** Start Data section **

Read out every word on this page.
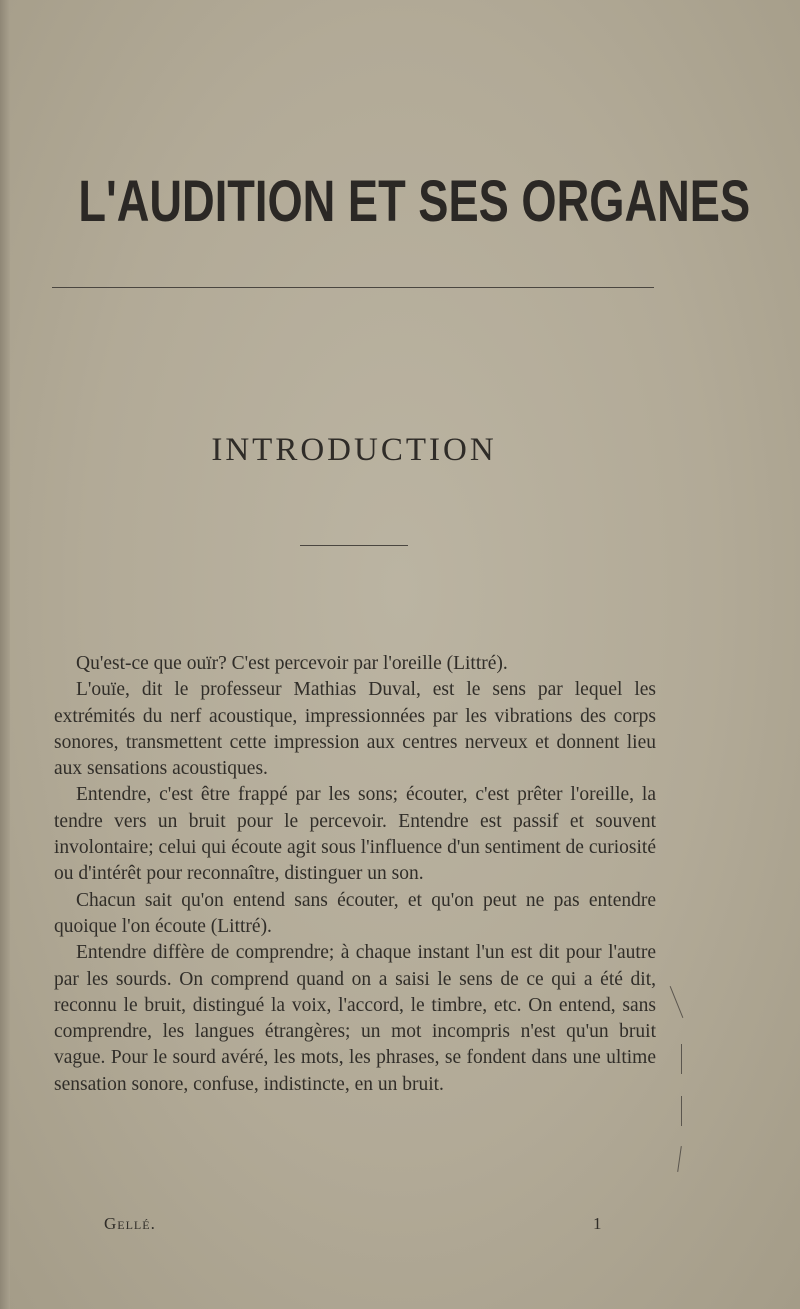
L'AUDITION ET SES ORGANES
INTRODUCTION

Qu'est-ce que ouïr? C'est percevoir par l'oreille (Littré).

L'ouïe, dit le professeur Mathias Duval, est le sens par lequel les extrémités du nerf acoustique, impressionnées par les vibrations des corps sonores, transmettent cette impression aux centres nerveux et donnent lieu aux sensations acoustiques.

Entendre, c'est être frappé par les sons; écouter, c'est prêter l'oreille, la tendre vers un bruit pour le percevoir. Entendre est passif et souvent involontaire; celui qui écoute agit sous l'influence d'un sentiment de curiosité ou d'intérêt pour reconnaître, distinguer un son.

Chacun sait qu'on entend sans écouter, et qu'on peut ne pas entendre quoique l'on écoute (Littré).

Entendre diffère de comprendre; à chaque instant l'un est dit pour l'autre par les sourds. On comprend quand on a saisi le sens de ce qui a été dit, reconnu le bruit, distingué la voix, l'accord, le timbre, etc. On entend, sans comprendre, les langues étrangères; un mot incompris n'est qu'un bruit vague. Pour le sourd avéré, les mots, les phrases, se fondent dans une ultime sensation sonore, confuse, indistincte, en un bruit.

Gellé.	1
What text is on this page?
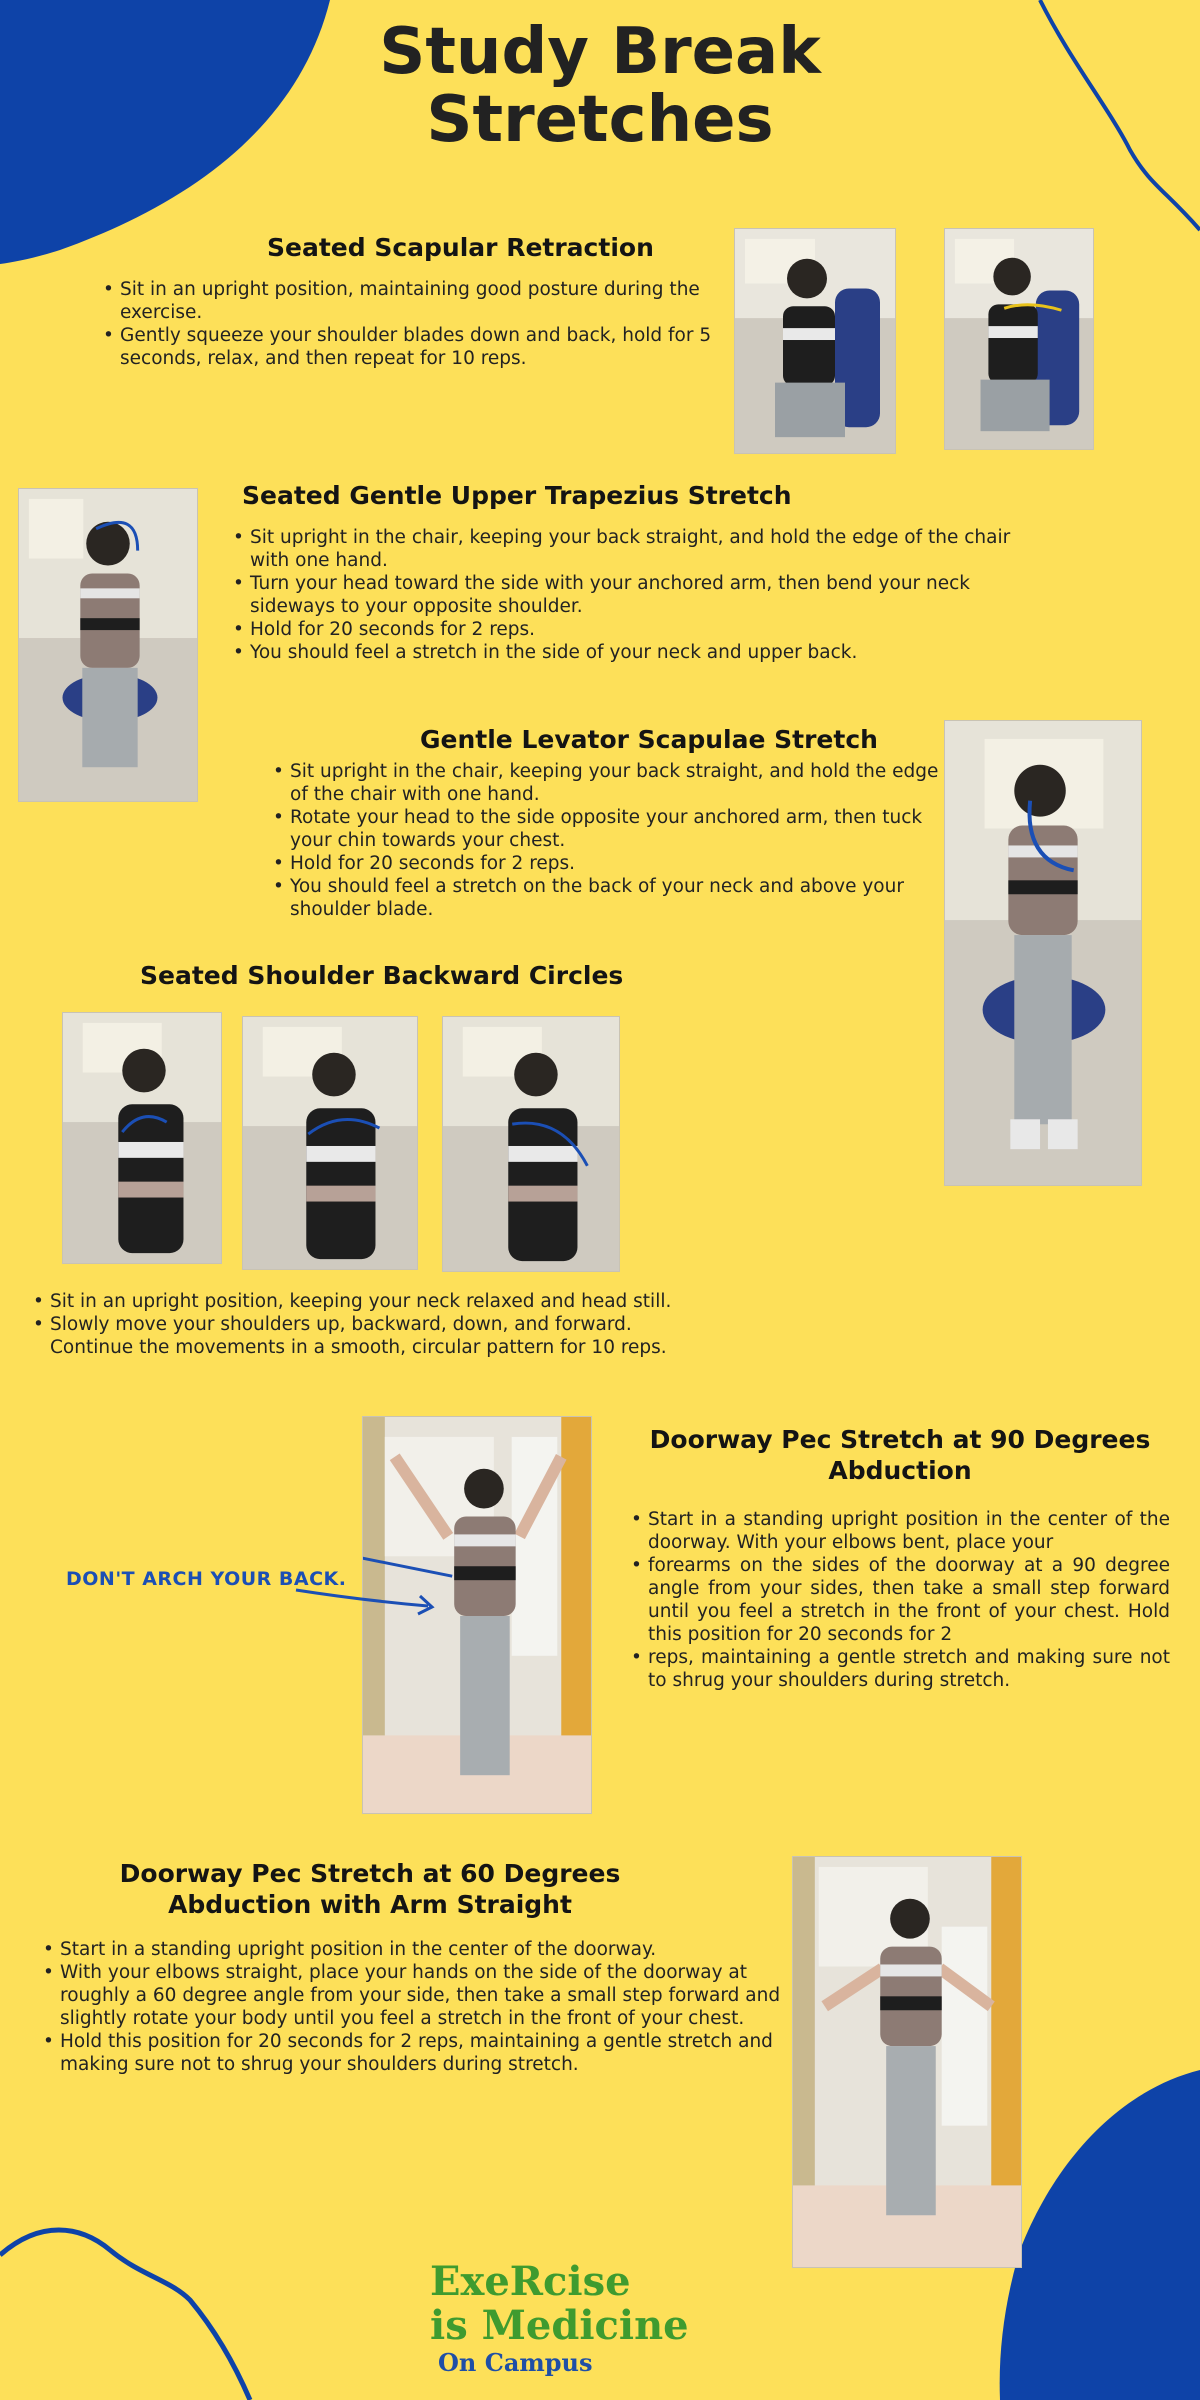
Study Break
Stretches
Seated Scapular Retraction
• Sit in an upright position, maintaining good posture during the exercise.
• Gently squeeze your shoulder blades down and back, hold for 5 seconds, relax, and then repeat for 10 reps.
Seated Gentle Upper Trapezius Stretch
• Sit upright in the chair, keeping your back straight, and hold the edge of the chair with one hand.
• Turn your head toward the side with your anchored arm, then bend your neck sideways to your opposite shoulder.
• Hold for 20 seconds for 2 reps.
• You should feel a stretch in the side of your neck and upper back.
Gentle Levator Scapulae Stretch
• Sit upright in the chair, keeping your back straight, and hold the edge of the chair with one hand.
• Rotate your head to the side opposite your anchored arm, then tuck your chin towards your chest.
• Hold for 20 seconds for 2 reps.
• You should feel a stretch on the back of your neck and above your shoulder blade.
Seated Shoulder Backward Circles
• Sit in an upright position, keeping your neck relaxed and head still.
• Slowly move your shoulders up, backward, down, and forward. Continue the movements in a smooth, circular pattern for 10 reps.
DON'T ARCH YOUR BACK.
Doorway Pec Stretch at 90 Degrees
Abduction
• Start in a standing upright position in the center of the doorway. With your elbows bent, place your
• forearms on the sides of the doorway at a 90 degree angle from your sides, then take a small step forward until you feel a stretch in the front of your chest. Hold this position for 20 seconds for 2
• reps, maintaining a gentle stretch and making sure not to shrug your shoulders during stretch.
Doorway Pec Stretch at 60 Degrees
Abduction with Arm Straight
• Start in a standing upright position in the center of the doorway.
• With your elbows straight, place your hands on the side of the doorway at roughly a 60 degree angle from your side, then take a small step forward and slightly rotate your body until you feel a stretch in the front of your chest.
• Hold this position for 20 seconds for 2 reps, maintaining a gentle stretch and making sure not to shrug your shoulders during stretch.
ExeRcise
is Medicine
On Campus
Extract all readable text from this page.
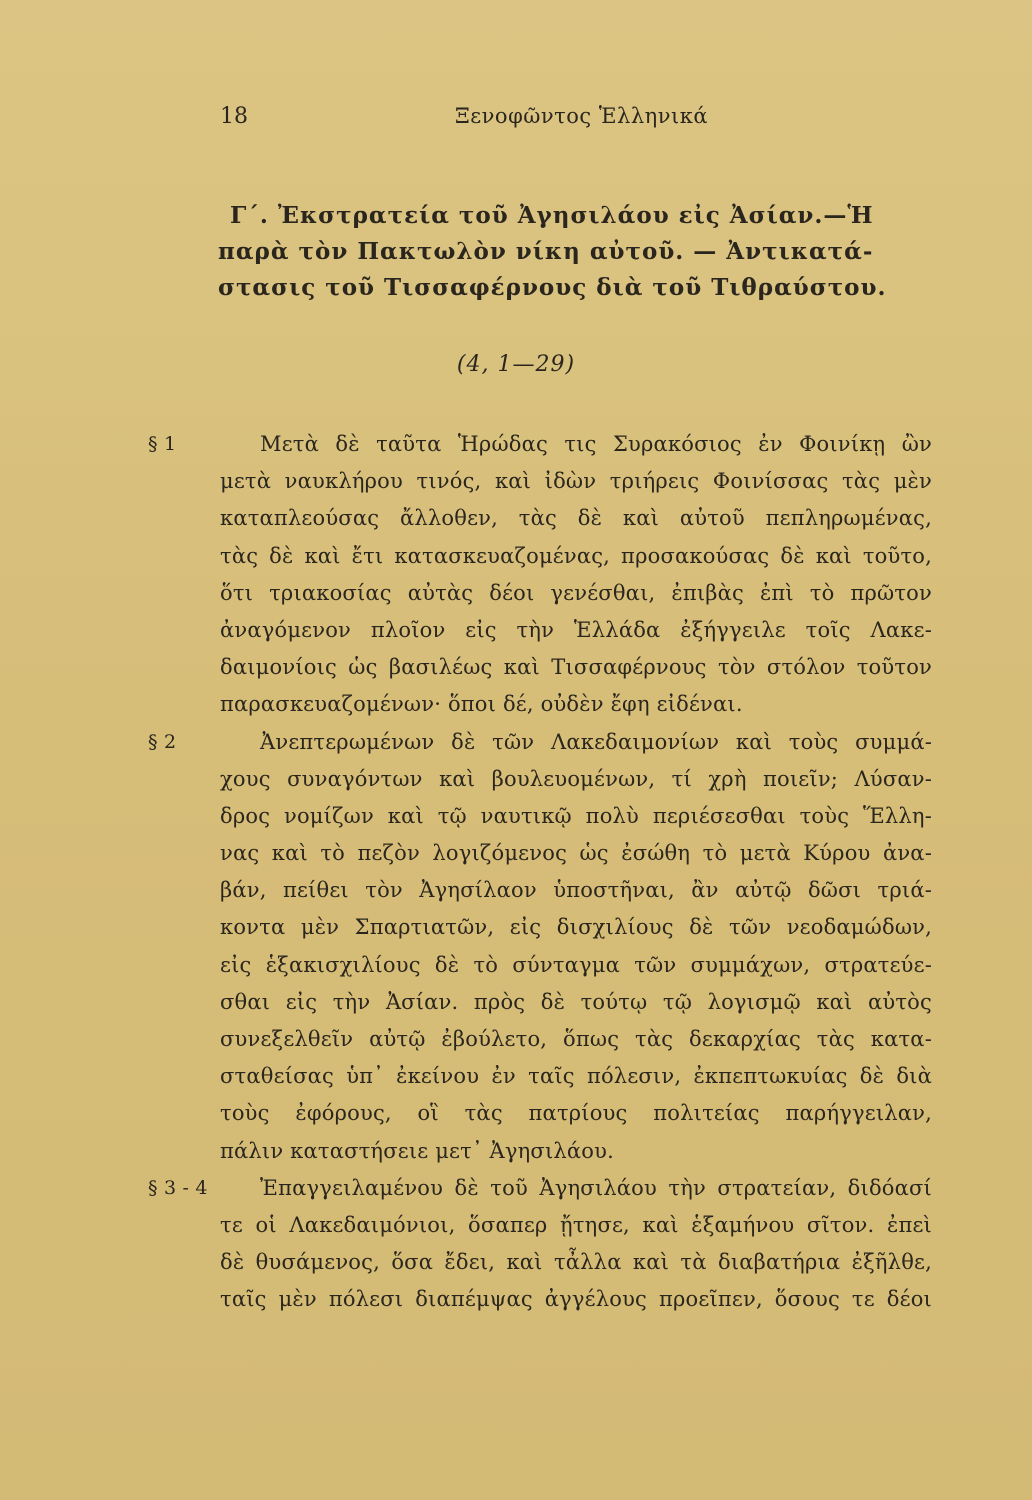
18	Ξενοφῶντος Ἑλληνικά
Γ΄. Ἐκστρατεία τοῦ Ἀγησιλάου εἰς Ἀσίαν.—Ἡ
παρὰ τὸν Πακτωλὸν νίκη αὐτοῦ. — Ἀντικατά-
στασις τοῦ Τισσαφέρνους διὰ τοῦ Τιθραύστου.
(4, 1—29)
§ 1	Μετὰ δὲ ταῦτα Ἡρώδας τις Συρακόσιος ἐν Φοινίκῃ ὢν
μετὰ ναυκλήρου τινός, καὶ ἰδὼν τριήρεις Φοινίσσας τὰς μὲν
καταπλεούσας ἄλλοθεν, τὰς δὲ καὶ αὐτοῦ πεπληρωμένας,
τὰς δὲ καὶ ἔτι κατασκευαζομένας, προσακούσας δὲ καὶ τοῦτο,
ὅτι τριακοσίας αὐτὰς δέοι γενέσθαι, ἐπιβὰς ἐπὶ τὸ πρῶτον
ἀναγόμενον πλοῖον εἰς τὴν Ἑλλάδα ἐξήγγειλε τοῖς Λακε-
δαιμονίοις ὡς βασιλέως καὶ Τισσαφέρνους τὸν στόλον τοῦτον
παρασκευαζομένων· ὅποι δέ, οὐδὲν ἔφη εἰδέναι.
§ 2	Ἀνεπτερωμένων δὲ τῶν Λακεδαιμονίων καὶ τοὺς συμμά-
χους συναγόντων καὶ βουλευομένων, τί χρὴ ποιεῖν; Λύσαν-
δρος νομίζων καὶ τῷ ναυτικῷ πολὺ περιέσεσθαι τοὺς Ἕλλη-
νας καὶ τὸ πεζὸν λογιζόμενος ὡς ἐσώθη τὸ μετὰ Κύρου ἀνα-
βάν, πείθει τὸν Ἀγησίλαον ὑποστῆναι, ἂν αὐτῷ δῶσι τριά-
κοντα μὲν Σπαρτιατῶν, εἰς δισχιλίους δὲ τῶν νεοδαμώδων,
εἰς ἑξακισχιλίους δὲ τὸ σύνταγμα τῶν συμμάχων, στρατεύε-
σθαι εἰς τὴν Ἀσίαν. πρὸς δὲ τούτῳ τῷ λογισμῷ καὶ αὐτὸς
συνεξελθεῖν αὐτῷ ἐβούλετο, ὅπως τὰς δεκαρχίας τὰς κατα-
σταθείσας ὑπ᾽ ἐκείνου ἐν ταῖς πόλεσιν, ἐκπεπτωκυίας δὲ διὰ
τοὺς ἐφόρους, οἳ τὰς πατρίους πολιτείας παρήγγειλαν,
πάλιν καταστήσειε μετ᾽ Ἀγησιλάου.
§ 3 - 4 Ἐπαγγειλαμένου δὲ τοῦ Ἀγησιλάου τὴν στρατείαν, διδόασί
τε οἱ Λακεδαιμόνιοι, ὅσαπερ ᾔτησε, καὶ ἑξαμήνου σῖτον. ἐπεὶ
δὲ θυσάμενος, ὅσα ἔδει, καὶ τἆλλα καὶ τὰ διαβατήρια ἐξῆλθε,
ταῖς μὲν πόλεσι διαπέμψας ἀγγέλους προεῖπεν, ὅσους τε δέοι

** End Data section **

- [Task description]
Pull out all lines from the entries above in which the word "then" appears.

- [Written response]
• Gently squeeze your shoulder blades down and back, hold for 5 seconds, relax, and then repeat for 10 reps.
• Turn your head toward the side with your anchored arm, then bend your neck sideways to your opposite shoulder.
• Rotate your head to the side opposite your anchored arm, then tuck your chin towards your chest.
• forearms on the sides of the doorway at a 90 degree angle from your sides, then take a small step forward until you feel a stretch in the front of your chest. Hold this position for 20 seconds for 2
• With your elbows straight, place your hands on the side of the doorway at roughly a 60 degree angle from your side, then take a small step forward and slightly rotate your body until you feel a stretch in the front of your chest.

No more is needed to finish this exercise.